Filter the data below for the string "name" and copy each matching line.

(Record set):
______________________________

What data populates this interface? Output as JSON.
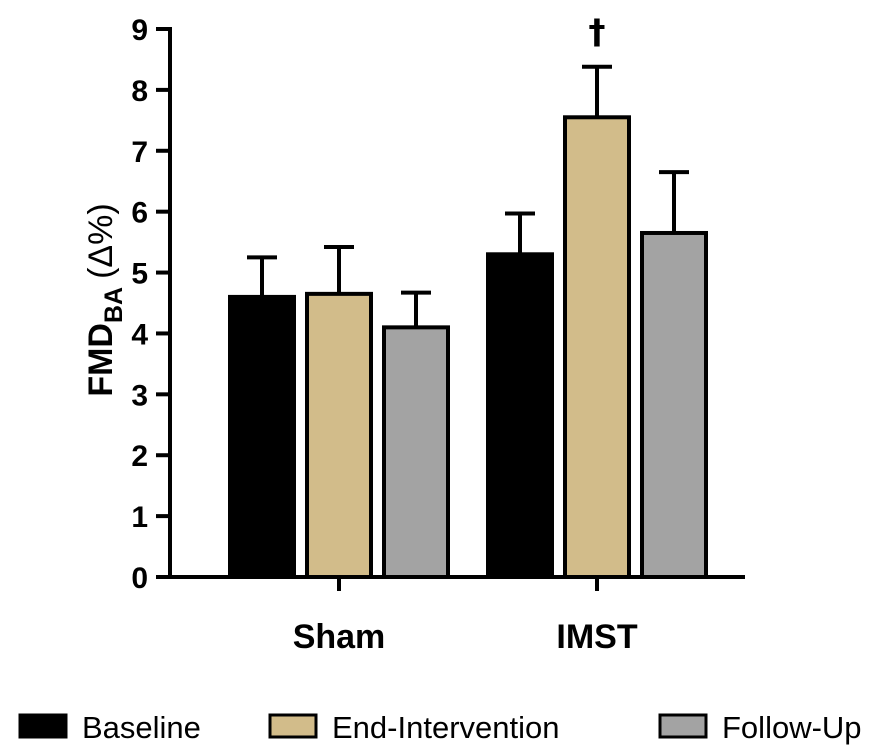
{
  "chart_data": {
    "type": "bar",
    "categories": [
      "Sham",
      "IMST"
    ],
    "series": [
      {
        "name": "Baseline",
        "color": "#000000",
        "values": [
          4.6,
          5.3
        ],
        "errors": [
          0.65,
          0.67
        ]
      },
      {
        "name": "End-Intervention",
        "color": "#d2bc8a",
        "values": [
          4.65,
          7.55
        ],
        "errors": [
          0.77,
          0.83
        ]
      },
      {
        "name": "Follow-Up",
        "color": "#a3a3a3",
        "values": [
          4.1,
          5.65
        ],
        "errors": [
          0.57,
          1.0
        ]
      }
    ],
    "ylabel": {
      "main": "FMD",
      "subscript": "BA",
      "unit": "(Δ%)"
    },
    "ylim": [
      0,
      9
    ],
    "yticks": [
      "0",
      "1",
      "2",
      "3",
      "4",
      "5",
      "6",
      "7",
      "8",
      "9"
    ],
    "annotations": [
      {
        "text": "†",
        "category": "IMST",
        "series": "End-Intervention"
      }
    ],
    "legend_position": "bottom",
    "grid": false
  }
}
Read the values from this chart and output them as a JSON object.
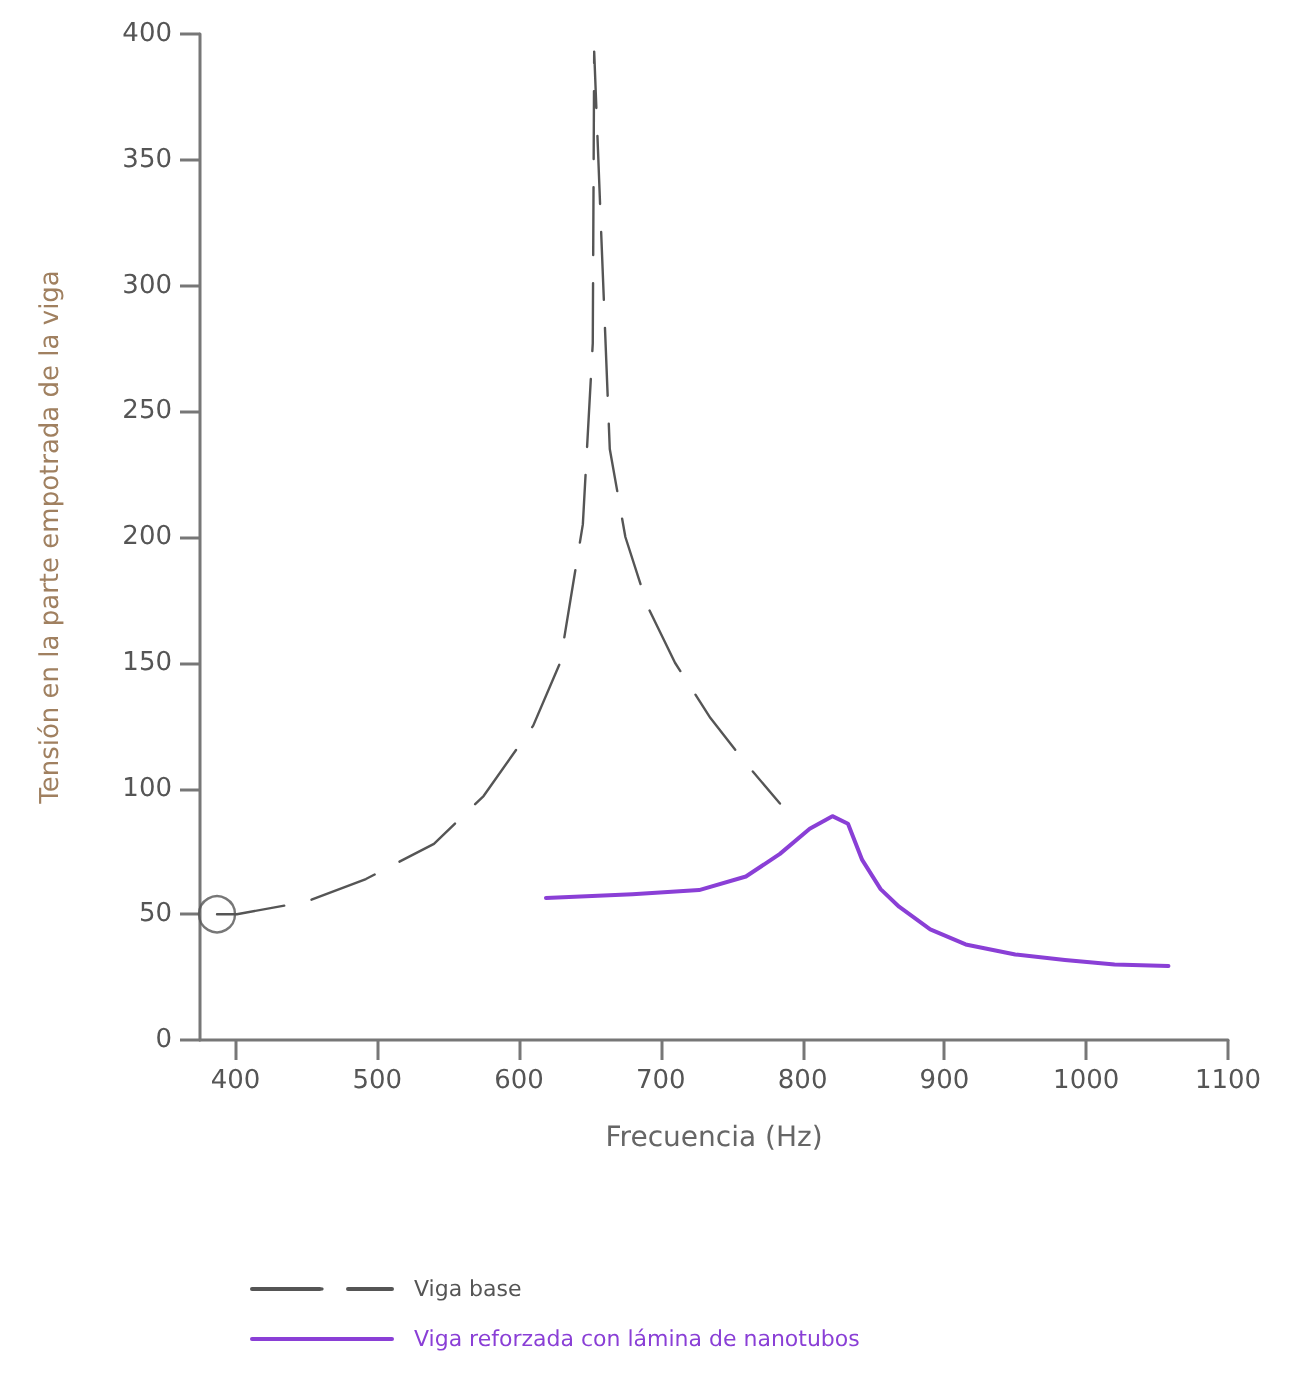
{
  "chart_data": {
    "type": "line",
    "xlabel": "Frecuencia (Hz)",
    "ylabel": "Tensión en la parte empotrada de la viga",
    "xlim": [
      375,
      1100
    ],
    "xticks": [
      400,
      500,
      600,
      700,
      800,
      900,
      1000,
      1100
    ],
    "ylim": [
      0,
      400
    ],
    "yticks": [
      0,
      50,
      100,
      150,
      200,
      250,
      300,
      350,
      400
    ],
    "grid": false,
    "legend": "bottom left",
    "marker": "none",
    "series": [
      {
        "name": "Viga base",
        "color": "#555555",
        "line_style": "dashed",
        "x": [
          387,
          401,
          450,
          492,
          540,
          575,
          610,
          629,
          645,
          652,
          653,
          658,
          664,
          675,
          691,
          710,
          735,
          760,
          784
        ],
        "values": [
          50,
          50,
          55,
          64,
          78,
          97,
          125,
          150,
          205,
          277,
          393,
          320,
          235,
          200,
          172,
          150,
          128,
          110,
          94
        ]
      },
      {
        "name": "Viga reforzada con lámina de nanotubos",
        "color": "#8a3fd6",
        "line_style": "solid",
        "x": [
          619,
          680,
          727,
          760,
          784,
          805,
          821,
          832,
          842,
          855,
          868,
          890,
          915,
          950,
          985,
          1020,
          1058
        ],
        "values": [
          56.5,
          58,
          59.6,
          65,
          74,
          84,
          89,
          86,
          71.6,
          60,
          53,
          44,
          38,
          34,
          31.8,
          30,
          29.4
        ]
      },
      {
        "type": "scatter",
        "marker": "circle",
        "color": "#555555",
        "x": [
          387
        ],
        "values": [
          50
        ]
      }
    ]
  }
}
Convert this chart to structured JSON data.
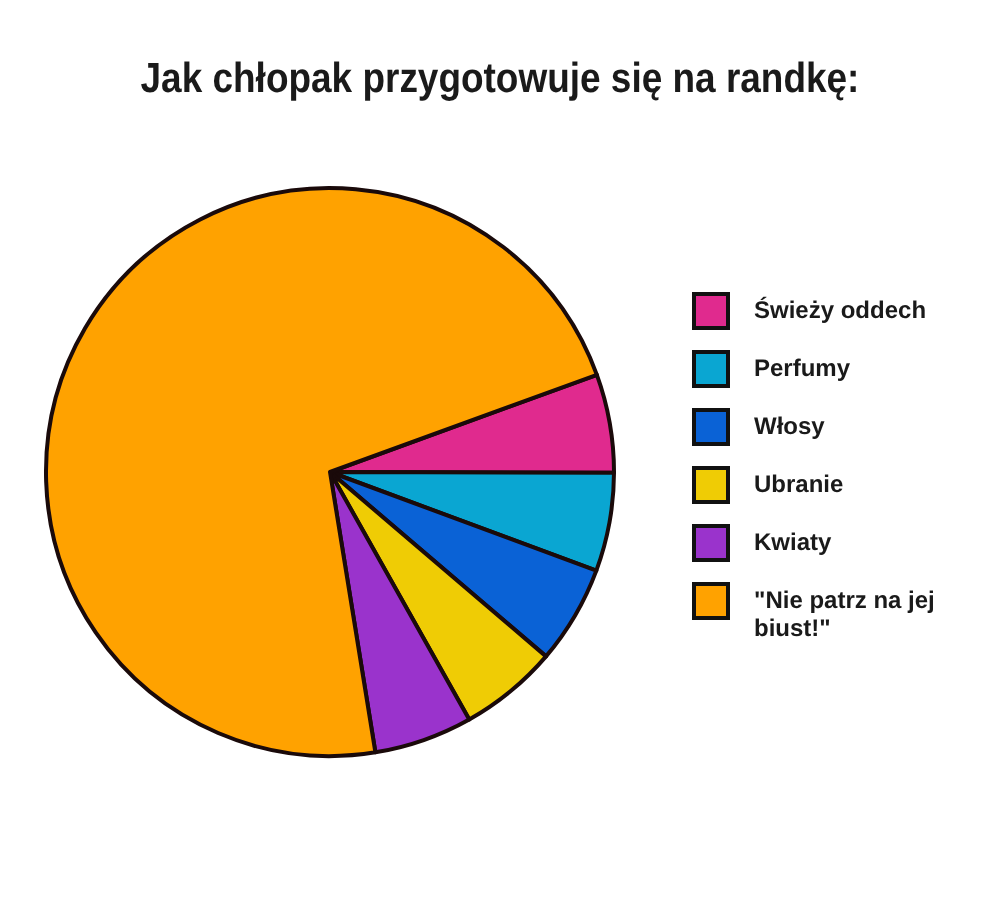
{
  "chart_data": {
    "type": "pie",
    "title": "Jak chłopak przygotowuje się na randkę:",
    "categories": [
      "Świeży oddech",
      "Perfumy",
      "Włosy",
      "Ubranie",
      "Kwiaty",
      "\"Nie patrz na jej biust!\""
    ],
    "values": [
      5.6,
      5.6,
      5.6,
      5.6,
      5.6,
      72
    ],
    "colors": [
      "#e02a8e",
      "#0aa6d2",
      "#0a62d6",
      "#efcc05",
      "#9a33cc",
      "#ffa200"
    ],
    "legend": "right"
  }
}
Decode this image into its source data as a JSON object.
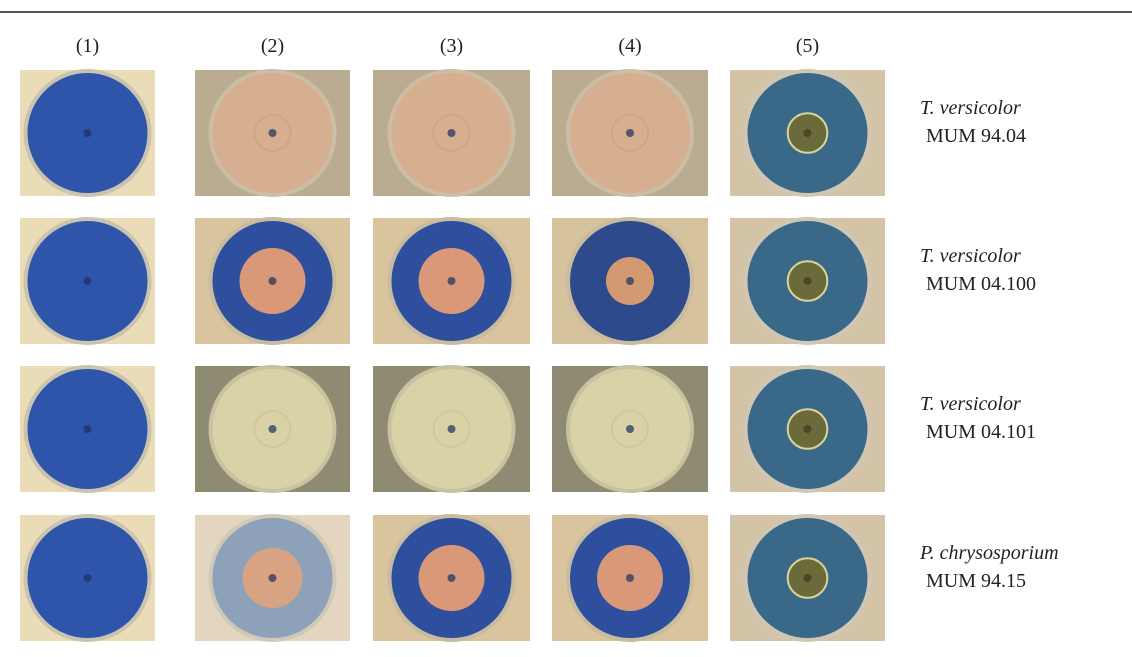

______________________________

(Result of the task):
        "name": "Baseline",
        "name": "End-Intervention",
        "name": "Follow-Up",
        "name": "Viga base",
        "name": "Viga reforzada con lámina de nanotubos",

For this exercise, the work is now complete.